# EXERCISE DIRECTIONS:
Read the data and repeat it in full, exactly.
* BEGIN *
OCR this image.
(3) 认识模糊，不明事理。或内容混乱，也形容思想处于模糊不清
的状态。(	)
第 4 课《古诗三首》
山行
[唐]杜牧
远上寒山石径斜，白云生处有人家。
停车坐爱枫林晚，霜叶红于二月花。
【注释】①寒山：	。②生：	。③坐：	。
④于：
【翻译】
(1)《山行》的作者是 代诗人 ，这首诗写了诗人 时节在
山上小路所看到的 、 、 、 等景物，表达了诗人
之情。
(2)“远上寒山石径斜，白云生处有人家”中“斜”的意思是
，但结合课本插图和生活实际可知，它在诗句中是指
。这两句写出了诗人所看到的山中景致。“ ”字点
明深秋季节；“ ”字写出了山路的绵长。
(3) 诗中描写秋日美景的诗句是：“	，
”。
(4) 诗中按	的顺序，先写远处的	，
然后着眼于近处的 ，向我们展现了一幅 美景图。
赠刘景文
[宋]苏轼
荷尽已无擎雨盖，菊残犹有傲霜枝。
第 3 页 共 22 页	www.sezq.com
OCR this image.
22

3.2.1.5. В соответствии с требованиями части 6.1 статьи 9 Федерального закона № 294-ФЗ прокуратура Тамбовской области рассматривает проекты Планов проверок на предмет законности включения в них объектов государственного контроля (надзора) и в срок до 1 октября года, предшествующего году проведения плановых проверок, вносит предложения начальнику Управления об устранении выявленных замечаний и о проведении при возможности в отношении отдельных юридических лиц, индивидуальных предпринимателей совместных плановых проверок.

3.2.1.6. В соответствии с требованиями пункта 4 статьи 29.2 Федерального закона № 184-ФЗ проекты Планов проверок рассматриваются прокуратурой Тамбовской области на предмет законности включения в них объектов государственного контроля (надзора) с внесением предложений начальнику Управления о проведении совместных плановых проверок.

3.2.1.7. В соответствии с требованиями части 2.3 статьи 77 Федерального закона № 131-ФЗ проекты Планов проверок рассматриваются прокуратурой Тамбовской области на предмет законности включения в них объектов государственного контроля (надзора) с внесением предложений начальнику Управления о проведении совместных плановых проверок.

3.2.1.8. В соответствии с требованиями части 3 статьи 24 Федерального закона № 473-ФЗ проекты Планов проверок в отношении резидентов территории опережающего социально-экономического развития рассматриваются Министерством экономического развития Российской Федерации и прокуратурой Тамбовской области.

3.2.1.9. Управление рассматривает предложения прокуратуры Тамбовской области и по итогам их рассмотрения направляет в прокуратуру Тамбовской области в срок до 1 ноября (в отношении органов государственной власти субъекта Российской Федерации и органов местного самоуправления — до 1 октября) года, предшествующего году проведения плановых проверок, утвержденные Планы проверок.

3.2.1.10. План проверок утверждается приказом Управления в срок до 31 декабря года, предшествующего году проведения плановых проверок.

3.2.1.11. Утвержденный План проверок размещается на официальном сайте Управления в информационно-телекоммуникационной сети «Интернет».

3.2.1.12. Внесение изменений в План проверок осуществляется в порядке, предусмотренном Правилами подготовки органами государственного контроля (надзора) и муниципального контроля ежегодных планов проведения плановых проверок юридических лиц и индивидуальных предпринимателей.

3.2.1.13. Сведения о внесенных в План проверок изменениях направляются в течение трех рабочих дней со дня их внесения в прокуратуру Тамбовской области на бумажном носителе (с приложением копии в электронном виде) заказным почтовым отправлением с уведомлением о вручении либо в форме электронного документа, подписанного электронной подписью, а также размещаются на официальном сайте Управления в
* END *
# ANSWER TO THIS PROBLEM:
OCR this image.
(3) 认识模糊，不明事理。或内容混乱，也形容思想处于模糊不清
的状态。(	)
第 4 课《古诗三首》
山行
[唐]杜牧
远上寒山石径斜，白云生处有人家。
停车坐爱枫林晚，霜叶红于二月花。
【注释】①寒山：	。②生：	。③坐：	。
④于：
【翻译】
(1)《山行》的作者是 代诗人 ，这首诗写了诗人 时节在
山上小路所看到的 、 、 、 等景物，表达了诗人
之情。
(2)“远上寒山石径斜，白云生处有人家”中“斜”的意思是
，但结合课本插图和生活实际可知，它在诗句中是指
。这两句写出了诗人所看到的山中景致。“ ”字点
明深秋季节；“ ”字写出了山路的绵长。
(3) 诗中描写秋日美景的诗句是：“	，
”。
(4) 诗中按	的顺序，先写远处的	，
然后着眼于近处的 ，向我们展现了一幅 美景图。
赠刘景文
[宋]苏轼
荷尽已无擎雨盖，菊残犹有傲霜枝。
第 3 页 共 22 页	www.sezq.com
OCR this image.
22

3.2.1.5. В соответствии с требованиями части 6.1 статьи 9 Федерального закона № 294-ФЗ прокуратура Тамбовской области рассматривает проекты Планов проверок на предмет законности включения в них объектов государственного контроля (надзора) и в срок до 1 октября года, предшествующего году проведения плановых проверок, вносит предложения начальнику Управления об устранении выявленных замечаний и о проведении при возможности в отношении отдельных юридических лиц, индивидуальных предпринимателей совместных плановых проверок.

3.2.1.6. В соответствии с требованиями пункта 4 статьи 29.2 Федерального закона № 184-ФЗ проекты Планов проверок рассматриваются прокуратурой Тамбовской области на предмет законности включения в них объектов государственного контроля (надзора) с внесением предложений начальнику Управления о проведении совместных плановых проверок.

3.2.1.7. В соответствии с требованиями части 2.3 статьи 77 Федерального закона № 131-ФЗ проекты Планов проверок рассматриваются прокуратурой Тамбовской области на предмет законности включения в них объектов государственного контроля (надзора) с внесением предложений начальнику Управления о проведении совместных плановых проверок.

3.2.1.8. В соответствии с требованиями части 3 статьи 24 Федерального закона № 473-ФЗ проекты Планов проверок в отношении резидентов территории опережающего социально-экономического развития рассматриваются Министерством экономического развития Российской Федерации и прокуратурой Тамбовской области.

3.2.1.9. Управление рассматривает предложения прокуратуры Тамбовской области и по итогам их рассмотрения направляет в прокуратуру Тамбовской области в срок до 1 ноября (в отношении органов государственной власти субъекта Российской Федерации и органов местного самоуправления — до 1 октября) года, предшествующего году проведения плановых проверок, утвержденные Планы проверок.

3.2.1.10. План проверок утверждается приказом Управления в срок до 31 декабря года, предшествующего году проведения плановых проверок.

3.2.1.11. Утвержденный План проверок размещается на официальном сайте Управления в информационно-телекоммуникационной сети «Интернет».

3.2.1.12. Внесение изменений в План проверок осуществляется в порядке, предусмотренном Правилами подготовки органами государственного контроля (надзора) и муниципального контроля ежегодных планов проведения плановых проверок юридических лиц и индивидуальных предпринимателей.

3.2.1.13. Сведения о внесенных в План проверок изменениях направляются в течение трех рабочих дней со дня их внесения в прокуратуру Тамбовской области на бумажном носителе (с приложением копии в электронном виде) заказным почтовым отправлением с уведомлением о вручении либо в форме электронного документа, подписанного электронной подписью, а также размещаются на официальном сайте Управления в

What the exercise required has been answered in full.